> _What to produce_:
Output every record exactly, apart from its images.

:: Listed entries ::

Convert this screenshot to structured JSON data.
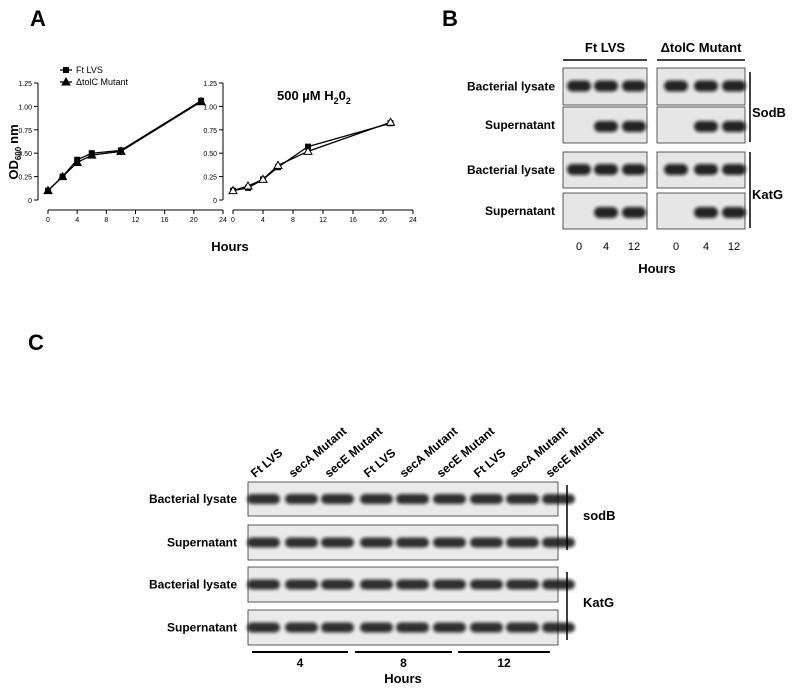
{
  "panel_labels": [
    "A",
    "B",
    "C"
  ],
  "chart_data": [
    {
      "type": "line",
      "y_label": [
        "OD",
        "600",
        "nm"
      ],
      "x_label": "Hours",
      "legend": "top-left",
      "xlim": [
        0,
        24
      ],
      "xticks": [
        0,
        4,
        8,
        12,
        16,
        20,
        24
      ],
      "ylim": [
        0,
        1.25
      ],
      "yticks": [
        0,
        {
          "value": 0.25,
          "label": "0.25"
        },
        {
          "value": 0.5,
          "label": "0.50"
        },
        {
          "value": 0.75,
          "label": "0.75"
        },
        {
          "value": 1,
          "label": "1.00"
        },
        {
          "value": 1.25,
          "label": "1.25"
        }
      ],
      "x": [
        0,
        2,
        4,
        6,
        10,
        21
      ],
      "series": [
        {
          "name": "Ft LVS",
          "color": "#000000",
          "marker": "square",
          "values": [
            0.1,
            0.25,
            0.43,
            0.5,
            0.53,
            1.06
          ]
        },
        {
          "name": "ΔtolC Mutant",
          "color": "#000000",
          "marker": "triangle",
          "values": [
            0.1,
            0.25,
            0.4,
            0.48,
            0.52,
            1.05
          ]
        }
      ]
    },
    {
      "type": "line",
      "title": [
        "500 µM H",
        "2",
        "0",
        "2"
      ],
      "xlim": [
        0,
        24
      ],
      "xticks": [
        0,
        4,
        8,
        12,
        16,
        20,
        24
      ],
      "ylim": [
        0,
        1.25
      ],
      "yticks": [
        0,
        {
          "value": 0.25,
          "label": "0.25"
        },
        {
          "value": 0.5,
          "label": "0.50"
        },
        {
          "value": 0.75,
          "label": "0.75"
        },
        {
          "value": 1,
          "label": "1.00"
        },
        {
          "value": 1.25,
          "label": "1.25"
        }
      ],
      "x": [
        0,
        2,
        4,
        6,
        10,
        21
      ],
      "series": [
        {
          "color": "#000000",
          "marker": "square",
          "values": [
            0.1,
            0.13,
            0.22,
            0.35,
            0.57,
            0.82
          ]
        },
        {
          "color": "#000000",
          "marker": "open-triangle",
          "values": [
            0.1,
            0.15,
            0.22,
            0.37,
            0.52,
            0.83
          ]
        }
      ]
    }
  ],
  "blot_b": {
    "groups": [
      "Ft LVS",
      "ΔtolC Mutant"
    ],
    "rows": [
      "Bacterial lysate",
      "Supernatant",
      "Bacterial lysate",
      "Supernatant"
    ],
    "proteins": [
      "SodB",
      "KatG"
    ],
    "lanes": [
      [
        "0",
        "4",
        "12"
      ],
      [
        "0",
        "4",
        "12"
      ]
    ],
    "x_label": "Hours"
  },
  "blot_c": {
    "lanes": [
      "Ft LVS",
      "secA Mutant",
      "secE Mutant",
      "Ft LVS",
      "secA Mutant",
      "secE Mutant",
      "Ft LVS",
      "secA Mutant",
      "secE Mutant"
    ],
    "rows": [
      "Bacterial lysate",
      "Supernatant",
      "Bacterial lysate",
      "Supernatant"
    ],
    "proteins": [
      "sodB",
      "KatG"
    ],
    "times": [
      "4",
      "8",
      "12"
    ],
    "x_label": "Hours"
  }
}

:::

> _Result for this exercise_:
Convert this screenshot to structured JSON data.
{
  "panel_labels": [
    "A",
    "B",
    "C"
  ],
  "chart_data": [
    {
      "type": "line",
      "y_label": [
        "OD",
        "600",
        "nm"
      ],
      "x_label": "Hours",
      "legend": "top-left",
      "xlim": [
        0,
        24
      ],
      "xticks": [
        0,
        4,
        8,
        12,
        16,
        20,
        24
      ],
      "ylim": [
        0,
        1.25
      ],
      "yticks": [
        0,
        {
          "value": 0.25,
          "label": "0.25"
        },
        {
          "value": 0.5,
          "label": "0.50"
        },
        {
          "value": 0.75,
          "label": "0.75"
        },
        {
          "value": 1,
          "label": "1.00"
        },
        {
          "value": 1.25,
          "label": "1.25"
        }
      ],
      "x": [
        0,
        2,
        4,
        6,
        10,
        21
      ],
      "series": [
        {
          "name": "Ft LVS",
          "color": "#000000",
          "marker": "square",
          "values": [
            0.1,
            0.25,
            0.43,
            0.5,
            0.53,
            1.06
          ]
        },
        {
          "name": "ΔtolC Mutant",
          "color": "#000000",
          "marker": "triangle",
          "values": [
            0.1,
            0.25,
            0.4,
            0.48,
            0.52,
            1.05
          ]
        }
      ]
    },
    {
      "type": "line",
      "title": [
        "500 µM H",
        "2",
        "0",
        "2"
      ],
      "xlim": [
        0,
        24
      ],
      "xticks": [
        0,
        4,
        8,
        12,
        16,
        20,
        24
      ],
      "ylim": [
        0,
        1.25
      ],
      "yticks": [
        0,
        {
          "value": 0.25,
          "label": "0.25"
        },
        {
          "value": 0.5,
          "label": "0.50"
        },
        {
          "value": 0.75,
          "label": "0.75"
        },
        {
          "value": 1,
          "label": "1.00"
        },
        {
          "value": 1.25,
          "label": "1.25"
        }
      ],
      "x": [
        0,
        2,
        4,
        6,
        10,
        21
      ],
      "series": [
        {
          "color": "#000000",
          "marker": "square",
          "values": [
            0.1,
            0.13,
            0.22,
            0.35,
            0.57,
            0.82
          ]
        },
        {
          "color": "#000000",
          "marker": "open-triangle",
          "values": [
            0.1,
            0.15,
            0.22,
            0.37,
            0.52,
            0.83
          ]
        }
      ]
    }
  ],
  "blot_b": {
    "groups": [
      "Ft LVS",
      "ΔtolC Mutant"
    ],
    "rows": [
      "Bacterial lysate",
      "Supernatant",
      "Bacterial lysate",
      "Supernatant"
    ],
    "proteins": [
      "SodB",
      "KatG"
    ],
    "lanes": [
      [
        "0",
        "4",
        "12"
      ],
      [
        "0",
        "4",
        "12"
      ]
    ],
    "x_label": "Hours"
  },
  "blot_c": {
    "lanes": [
      "Ft LVS",
      "secA Mutant",
      "secE Mutant",
      "Ft LVS",
      "secA Mutant",
      "secE Mutant",
      "Ft LVS",
      "secA Mutant",
      "secE Mutant"
    ],
    "rows": [
      "Bacterial lysate",
      "Supernatant",
      "Bacterial lysate",
      "Supernatant"
    ],
    "proteins": [
      "sodB",
      "KatG"
    ],
    "times": [
      "4",
      "8",
      "12"
    ],
    "x_label": "Hours"
  }
}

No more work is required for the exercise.